── ENTRIES SHOWN

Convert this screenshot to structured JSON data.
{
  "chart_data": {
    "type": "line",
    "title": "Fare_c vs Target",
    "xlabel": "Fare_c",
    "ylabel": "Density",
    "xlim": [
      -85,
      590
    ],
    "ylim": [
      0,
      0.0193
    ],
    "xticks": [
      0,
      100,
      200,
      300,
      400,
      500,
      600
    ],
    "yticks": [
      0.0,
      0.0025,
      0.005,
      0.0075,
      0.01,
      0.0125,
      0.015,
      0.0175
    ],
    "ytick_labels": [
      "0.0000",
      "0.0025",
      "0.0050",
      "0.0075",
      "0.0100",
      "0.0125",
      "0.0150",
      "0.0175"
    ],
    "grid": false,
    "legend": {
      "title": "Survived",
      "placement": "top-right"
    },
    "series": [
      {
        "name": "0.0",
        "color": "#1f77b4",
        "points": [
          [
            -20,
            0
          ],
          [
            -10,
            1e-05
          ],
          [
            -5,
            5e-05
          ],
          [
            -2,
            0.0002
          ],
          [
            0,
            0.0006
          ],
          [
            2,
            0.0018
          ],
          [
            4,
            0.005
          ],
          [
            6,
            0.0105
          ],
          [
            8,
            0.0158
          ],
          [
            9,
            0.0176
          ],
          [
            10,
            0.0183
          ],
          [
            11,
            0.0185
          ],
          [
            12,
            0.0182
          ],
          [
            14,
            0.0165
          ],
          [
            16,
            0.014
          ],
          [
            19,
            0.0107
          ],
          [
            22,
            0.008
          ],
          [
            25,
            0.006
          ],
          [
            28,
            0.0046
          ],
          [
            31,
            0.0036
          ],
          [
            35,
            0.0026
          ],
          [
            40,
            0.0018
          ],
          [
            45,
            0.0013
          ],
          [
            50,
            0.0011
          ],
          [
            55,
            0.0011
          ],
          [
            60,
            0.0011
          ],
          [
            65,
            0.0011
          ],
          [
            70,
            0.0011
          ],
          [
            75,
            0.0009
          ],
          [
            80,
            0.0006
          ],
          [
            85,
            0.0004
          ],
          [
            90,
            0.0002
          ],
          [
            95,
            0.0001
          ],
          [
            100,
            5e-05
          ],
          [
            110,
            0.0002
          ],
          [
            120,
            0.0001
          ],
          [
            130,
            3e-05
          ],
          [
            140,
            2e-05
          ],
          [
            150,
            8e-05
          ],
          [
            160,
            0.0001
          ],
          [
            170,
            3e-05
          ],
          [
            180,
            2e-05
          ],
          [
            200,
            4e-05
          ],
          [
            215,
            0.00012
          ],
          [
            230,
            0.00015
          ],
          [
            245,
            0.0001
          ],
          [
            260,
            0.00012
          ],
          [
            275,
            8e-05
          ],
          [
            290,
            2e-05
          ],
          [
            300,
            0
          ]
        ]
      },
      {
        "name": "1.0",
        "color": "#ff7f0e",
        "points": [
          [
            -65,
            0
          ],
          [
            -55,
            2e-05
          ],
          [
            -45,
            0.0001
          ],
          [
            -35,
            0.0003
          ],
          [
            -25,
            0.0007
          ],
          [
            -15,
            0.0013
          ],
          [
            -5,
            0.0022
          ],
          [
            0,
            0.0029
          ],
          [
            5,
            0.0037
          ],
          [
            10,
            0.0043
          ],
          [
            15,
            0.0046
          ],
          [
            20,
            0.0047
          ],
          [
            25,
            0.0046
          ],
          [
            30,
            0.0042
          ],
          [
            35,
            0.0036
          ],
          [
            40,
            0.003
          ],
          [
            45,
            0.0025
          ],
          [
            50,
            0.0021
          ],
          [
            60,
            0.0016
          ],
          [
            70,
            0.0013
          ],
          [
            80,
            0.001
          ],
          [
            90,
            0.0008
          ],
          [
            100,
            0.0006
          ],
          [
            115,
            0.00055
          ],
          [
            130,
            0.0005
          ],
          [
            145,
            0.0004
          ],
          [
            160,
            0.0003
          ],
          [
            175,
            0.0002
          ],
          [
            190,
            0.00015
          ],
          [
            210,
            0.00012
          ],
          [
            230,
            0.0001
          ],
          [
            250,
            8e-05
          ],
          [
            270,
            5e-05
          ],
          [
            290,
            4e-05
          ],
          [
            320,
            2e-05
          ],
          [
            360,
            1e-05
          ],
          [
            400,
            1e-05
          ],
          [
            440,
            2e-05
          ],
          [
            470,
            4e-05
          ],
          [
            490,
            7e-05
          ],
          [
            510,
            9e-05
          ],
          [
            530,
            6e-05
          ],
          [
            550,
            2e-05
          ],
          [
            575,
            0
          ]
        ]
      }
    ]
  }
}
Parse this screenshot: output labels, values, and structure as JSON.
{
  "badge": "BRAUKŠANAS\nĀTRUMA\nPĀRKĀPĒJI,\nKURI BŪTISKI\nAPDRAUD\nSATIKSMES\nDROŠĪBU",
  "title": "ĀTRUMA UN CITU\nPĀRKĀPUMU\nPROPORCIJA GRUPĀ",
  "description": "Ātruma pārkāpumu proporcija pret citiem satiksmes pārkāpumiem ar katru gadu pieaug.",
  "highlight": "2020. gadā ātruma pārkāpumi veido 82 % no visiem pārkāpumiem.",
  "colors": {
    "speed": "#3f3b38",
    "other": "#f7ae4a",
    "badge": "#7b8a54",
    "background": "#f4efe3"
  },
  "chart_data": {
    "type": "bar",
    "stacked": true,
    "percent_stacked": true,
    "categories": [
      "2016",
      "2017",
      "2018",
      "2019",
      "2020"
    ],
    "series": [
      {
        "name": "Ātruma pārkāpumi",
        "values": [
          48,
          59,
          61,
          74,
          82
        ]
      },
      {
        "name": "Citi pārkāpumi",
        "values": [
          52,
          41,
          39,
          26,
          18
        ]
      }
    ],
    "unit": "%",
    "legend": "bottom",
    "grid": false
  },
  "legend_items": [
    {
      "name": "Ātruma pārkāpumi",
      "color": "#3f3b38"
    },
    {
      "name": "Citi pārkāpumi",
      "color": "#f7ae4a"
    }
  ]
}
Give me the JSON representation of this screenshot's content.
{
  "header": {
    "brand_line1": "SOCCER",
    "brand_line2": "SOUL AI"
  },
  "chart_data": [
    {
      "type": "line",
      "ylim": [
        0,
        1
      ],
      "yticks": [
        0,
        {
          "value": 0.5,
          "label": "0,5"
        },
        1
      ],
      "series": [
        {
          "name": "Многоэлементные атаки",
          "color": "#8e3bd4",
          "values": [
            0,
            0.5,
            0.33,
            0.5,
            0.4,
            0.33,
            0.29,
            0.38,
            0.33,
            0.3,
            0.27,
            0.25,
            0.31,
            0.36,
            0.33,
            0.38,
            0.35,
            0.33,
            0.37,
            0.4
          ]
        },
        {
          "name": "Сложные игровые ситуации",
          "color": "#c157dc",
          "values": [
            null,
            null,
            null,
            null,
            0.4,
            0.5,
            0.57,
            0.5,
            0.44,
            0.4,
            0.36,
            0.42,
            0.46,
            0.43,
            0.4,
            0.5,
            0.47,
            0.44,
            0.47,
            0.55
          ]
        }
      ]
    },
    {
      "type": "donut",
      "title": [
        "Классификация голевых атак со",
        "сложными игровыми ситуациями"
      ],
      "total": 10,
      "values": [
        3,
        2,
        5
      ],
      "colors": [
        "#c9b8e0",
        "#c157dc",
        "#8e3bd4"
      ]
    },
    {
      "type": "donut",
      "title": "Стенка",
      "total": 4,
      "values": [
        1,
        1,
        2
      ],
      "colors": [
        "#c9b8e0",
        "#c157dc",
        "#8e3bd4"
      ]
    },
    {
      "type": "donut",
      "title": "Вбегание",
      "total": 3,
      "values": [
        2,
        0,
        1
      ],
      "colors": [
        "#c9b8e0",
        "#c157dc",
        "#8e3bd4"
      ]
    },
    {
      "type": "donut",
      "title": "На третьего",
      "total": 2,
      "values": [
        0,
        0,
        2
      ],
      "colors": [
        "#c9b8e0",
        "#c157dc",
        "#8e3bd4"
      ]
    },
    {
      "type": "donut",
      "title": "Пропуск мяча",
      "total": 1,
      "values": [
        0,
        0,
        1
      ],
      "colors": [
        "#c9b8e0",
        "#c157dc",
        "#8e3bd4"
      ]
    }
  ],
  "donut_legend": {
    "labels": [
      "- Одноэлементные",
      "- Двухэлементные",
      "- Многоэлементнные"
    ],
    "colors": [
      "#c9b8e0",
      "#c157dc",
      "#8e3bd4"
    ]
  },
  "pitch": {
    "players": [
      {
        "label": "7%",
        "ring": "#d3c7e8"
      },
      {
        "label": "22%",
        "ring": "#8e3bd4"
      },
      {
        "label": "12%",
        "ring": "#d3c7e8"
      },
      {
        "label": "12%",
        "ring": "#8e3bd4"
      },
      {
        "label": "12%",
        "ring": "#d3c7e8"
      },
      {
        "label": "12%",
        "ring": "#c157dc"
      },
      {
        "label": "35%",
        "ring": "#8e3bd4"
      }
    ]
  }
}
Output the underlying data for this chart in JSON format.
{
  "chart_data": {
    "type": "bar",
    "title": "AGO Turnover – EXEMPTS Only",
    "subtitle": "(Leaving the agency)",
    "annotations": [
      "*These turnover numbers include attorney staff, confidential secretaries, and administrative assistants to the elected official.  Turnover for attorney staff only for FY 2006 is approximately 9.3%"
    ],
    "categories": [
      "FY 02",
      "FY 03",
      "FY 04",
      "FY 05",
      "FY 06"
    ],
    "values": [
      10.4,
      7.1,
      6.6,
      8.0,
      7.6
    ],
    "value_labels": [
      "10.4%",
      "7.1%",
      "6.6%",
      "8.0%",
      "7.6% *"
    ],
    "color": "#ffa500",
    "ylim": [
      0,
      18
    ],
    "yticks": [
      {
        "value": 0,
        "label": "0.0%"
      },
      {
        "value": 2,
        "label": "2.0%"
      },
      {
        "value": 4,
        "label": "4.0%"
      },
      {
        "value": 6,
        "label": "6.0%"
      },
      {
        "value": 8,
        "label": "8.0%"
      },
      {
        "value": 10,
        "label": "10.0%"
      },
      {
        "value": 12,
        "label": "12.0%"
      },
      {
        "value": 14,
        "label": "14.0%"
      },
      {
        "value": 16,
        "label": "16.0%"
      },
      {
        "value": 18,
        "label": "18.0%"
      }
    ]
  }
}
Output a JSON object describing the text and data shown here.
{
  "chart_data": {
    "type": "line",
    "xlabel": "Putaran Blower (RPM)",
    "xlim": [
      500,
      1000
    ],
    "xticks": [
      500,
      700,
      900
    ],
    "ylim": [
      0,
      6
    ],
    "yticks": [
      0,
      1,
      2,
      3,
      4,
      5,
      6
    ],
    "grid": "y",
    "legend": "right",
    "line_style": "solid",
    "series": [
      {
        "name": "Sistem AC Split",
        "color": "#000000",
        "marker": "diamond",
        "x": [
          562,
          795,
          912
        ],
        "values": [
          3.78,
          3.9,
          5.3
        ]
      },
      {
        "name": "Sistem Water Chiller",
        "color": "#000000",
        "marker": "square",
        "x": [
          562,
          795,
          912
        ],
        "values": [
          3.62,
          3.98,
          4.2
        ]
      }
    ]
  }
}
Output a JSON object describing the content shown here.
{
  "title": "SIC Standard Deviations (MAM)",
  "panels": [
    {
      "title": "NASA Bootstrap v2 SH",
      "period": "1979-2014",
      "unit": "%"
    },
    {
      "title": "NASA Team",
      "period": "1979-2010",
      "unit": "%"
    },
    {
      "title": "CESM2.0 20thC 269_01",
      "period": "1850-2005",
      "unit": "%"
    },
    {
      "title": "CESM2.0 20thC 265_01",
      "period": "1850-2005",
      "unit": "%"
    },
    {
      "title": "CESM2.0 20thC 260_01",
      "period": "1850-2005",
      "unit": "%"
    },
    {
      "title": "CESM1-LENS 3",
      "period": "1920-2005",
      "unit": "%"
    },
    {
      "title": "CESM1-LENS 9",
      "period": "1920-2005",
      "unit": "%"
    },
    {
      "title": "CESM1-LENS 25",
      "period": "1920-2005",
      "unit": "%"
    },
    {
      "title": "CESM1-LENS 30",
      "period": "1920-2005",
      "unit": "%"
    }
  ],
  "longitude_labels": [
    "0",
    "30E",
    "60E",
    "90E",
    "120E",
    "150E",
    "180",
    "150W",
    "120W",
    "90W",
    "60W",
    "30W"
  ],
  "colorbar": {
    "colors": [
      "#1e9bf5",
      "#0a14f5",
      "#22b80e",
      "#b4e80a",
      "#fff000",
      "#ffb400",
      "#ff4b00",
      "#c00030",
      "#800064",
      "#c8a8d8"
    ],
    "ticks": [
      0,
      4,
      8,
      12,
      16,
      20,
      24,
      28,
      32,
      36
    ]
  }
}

────

§ **TASK GOAL**
Using the records above, list each line that includes "Turnover".

§ **SOLUTION TO THIS PROBLEM**
    "title": "AGO Turnover – EXEMPTS Only",
      "*These turnover numbers include attorney staff, confidential secretaries, and administrative assistants to the elected official.  Turnover for attorney staff only for FY 2006 is approximately 9.3%"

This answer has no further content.